The problem: Only the pictures are left out: repeat the rest of the entries exactly.

Data supplied:
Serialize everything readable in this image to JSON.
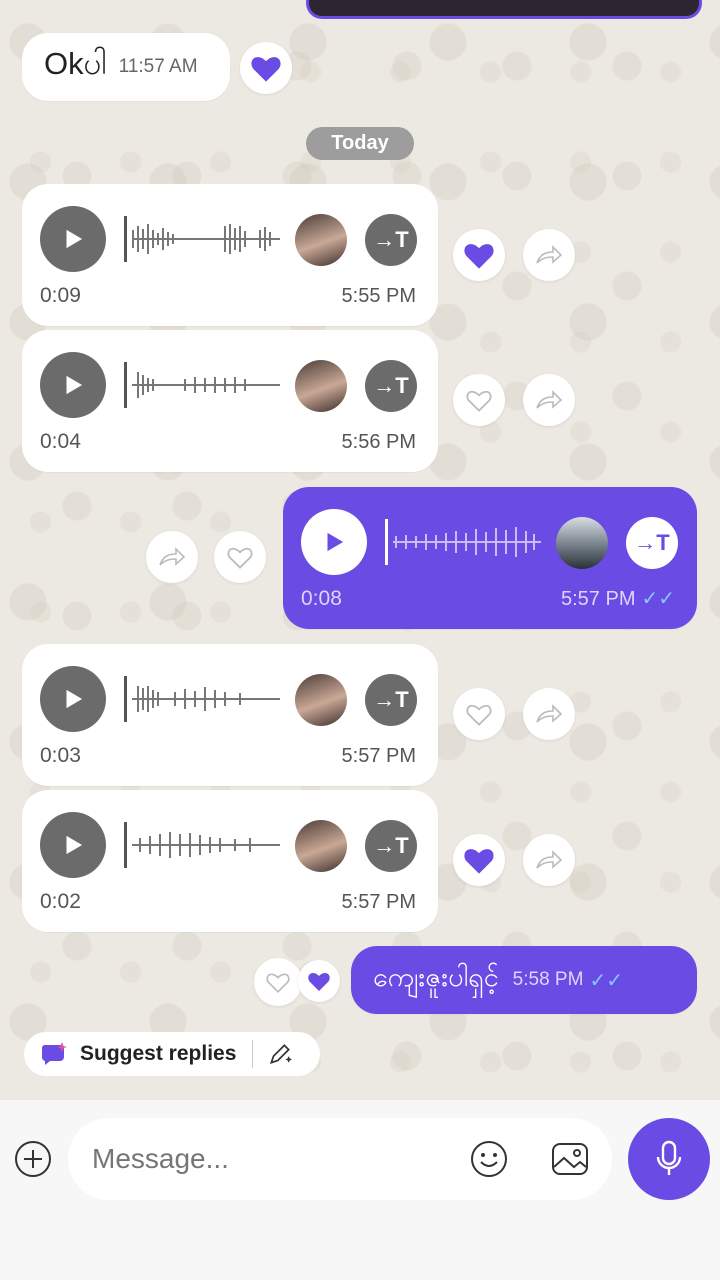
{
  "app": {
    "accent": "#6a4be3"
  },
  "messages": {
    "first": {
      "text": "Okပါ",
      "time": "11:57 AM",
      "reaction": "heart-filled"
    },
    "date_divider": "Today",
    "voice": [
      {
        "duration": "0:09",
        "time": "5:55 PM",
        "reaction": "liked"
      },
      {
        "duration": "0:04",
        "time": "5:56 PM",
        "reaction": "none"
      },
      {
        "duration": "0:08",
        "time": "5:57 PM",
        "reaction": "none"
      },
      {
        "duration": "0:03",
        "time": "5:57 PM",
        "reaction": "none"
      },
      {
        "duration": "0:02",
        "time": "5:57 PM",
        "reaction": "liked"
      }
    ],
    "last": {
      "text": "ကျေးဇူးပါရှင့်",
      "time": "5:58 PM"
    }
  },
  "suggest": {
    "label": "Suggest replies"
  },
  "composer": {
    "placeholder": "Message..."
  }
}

Answer to this task:
Serialize everything readable in this image to JSON.
{
  "app": {
    "accent": "#6a4be3"
  },
  "messages": {
    "first": {
      "text": "Okပါ",
      "time": "11:57 AM",
      "reaction": "heart-filled"
    },
    "date_divider": "Today",
    "voice": [
      {
        "duration": "0:09",
        "time": "5:55 PM",
        "reaction": "liked"
      },
      {
        "duration": "0:04",
        "time": "5:56 PM",
        "reaction": "none"
      },
      {
        "duration": "0:08",
        "time": "5:57 PM",
        "reaction": "none"
      },
      {
        "duration": "0:03",
        "time": "5:57 PM",
        "reaction": "none"
      },
      {
        "duration": "0:02",
        "time": "5:57 PM",
        "reaction": "liked"
      }
    ],
    "last": {
      "text": "ကျေးဇူးပါရှင့်",
      "time": "5:58 PM"
    }
  },
  "suggest": {
    "label": "Suggest replies"
  },
  "composer": {
    "placeholder": "Message..."
  }
}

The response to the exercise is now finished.